— What is being asked —
Leaving out the pictures, retype all the material exactly.
[BEGIN]
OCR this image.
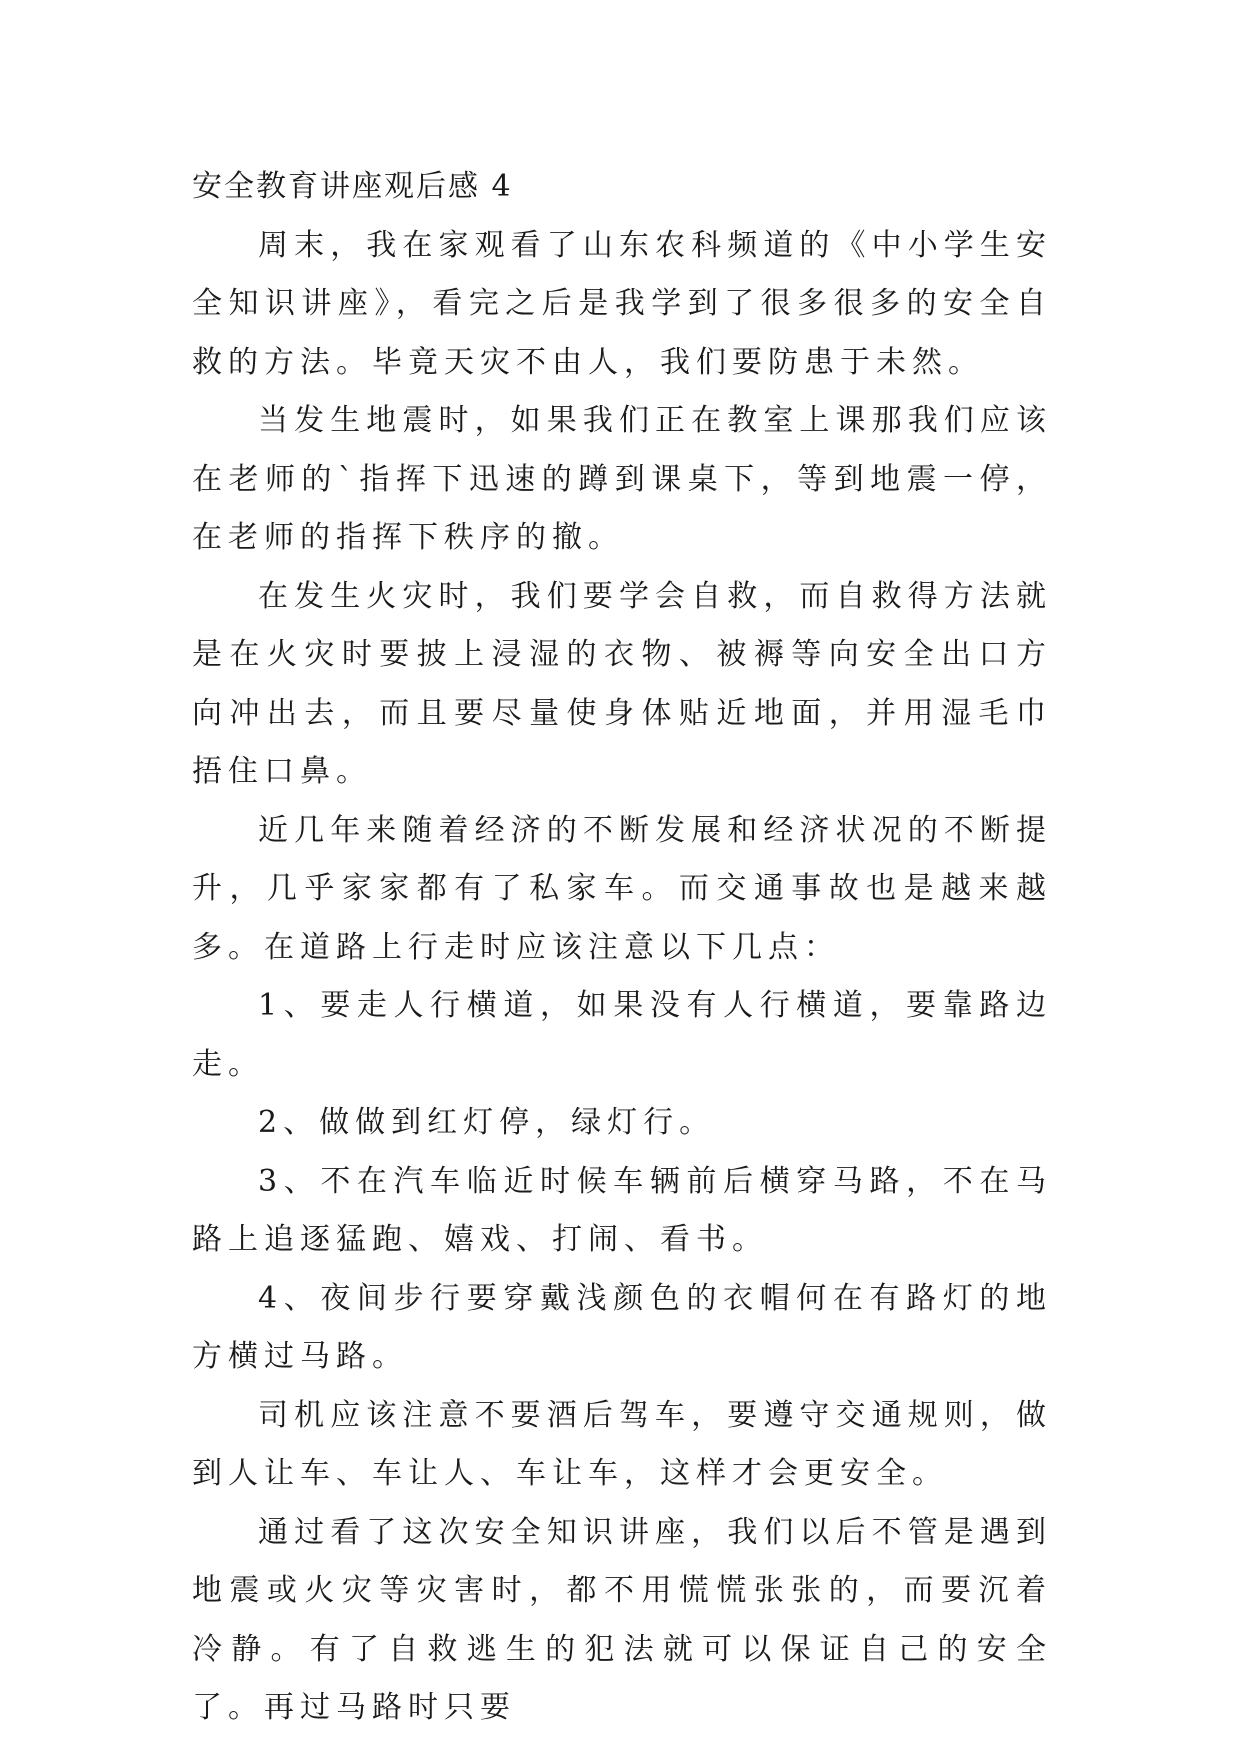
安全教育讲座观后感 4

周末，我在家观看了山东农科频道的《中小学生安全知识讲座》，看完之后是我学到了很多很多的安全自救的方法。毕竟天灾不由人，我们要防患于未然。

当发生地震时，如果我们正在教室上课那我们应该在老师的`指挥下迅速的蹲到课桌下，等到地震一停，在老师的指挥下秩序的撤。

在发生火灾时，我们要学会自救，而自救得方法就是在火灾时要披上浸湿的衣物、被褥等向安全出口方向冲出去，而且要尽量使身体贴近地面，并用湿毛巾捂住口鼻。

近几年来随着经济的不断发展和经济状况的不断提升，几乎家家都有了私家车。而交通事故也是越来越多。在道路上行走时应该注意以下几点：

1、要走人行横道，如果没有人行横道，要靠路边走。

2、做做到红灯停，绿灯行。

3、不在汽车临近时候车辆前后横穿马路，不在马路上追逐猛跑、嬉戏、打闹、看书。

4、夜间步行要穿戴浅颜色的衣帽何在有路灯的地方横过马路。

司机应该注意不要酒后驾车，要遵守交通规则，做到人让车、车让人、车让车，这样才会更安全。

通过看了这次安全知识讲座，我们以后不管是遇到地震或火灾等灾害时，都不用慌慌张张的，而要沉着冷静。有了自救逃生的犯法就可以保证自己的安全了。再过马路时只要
[END]
— Exercise answer —
OCR this image.
安全教育讲座观后感 4

周末，我在家观看了山东农科频道的《中小学生安全知识讲座》，看完之后是我学到了很多很多的安全自救的方法。毕竟天灾不由人，我们要防患于未然。

当发生地震时，如果我们正在教室上课那我们应该在老师的`指挥下迅速的蹲到课桌下，等到地震一停，在老师的指挥下秩序的撤。

在发生火灾时，我们要学会自救，而自救得方法就是在火灾时要披上浸湿的衣物、被褥等向安全出口方向冲出去，而且要尽量使身体贴近地面，并用湿毛巾捂住口鼻。

近几年来随着经济的不断发展和经济状况的不断提升，几乎家家都有了私家车。而交通事故也是越来越多。在道路上行走时应该注意以下几点：

1、要走人行横道，如果没有人行横道，要靠路边走。

2、做做到红灯停，绿灯行。

3、不在汽车临近时候车辆前后横穿马路，不在马路上追逐猛跑、嬉戏、打闹、看书。

4、夜间步行要穿戴浅颜色的衣帽何在有路灯的地方横过马路。

司机应该注意不要酒后驾车，要遵守交通规则，做到人让车、车让人、车让车，这样才会更安全。

通过看了这次安全知识讲座，我们以后不管是遇到地震或火灾等灾害时，都不用慌慌张张的，而要沉着冷静。有了自救逃生的犯法就可以保证自己的安全了。再过马路时只要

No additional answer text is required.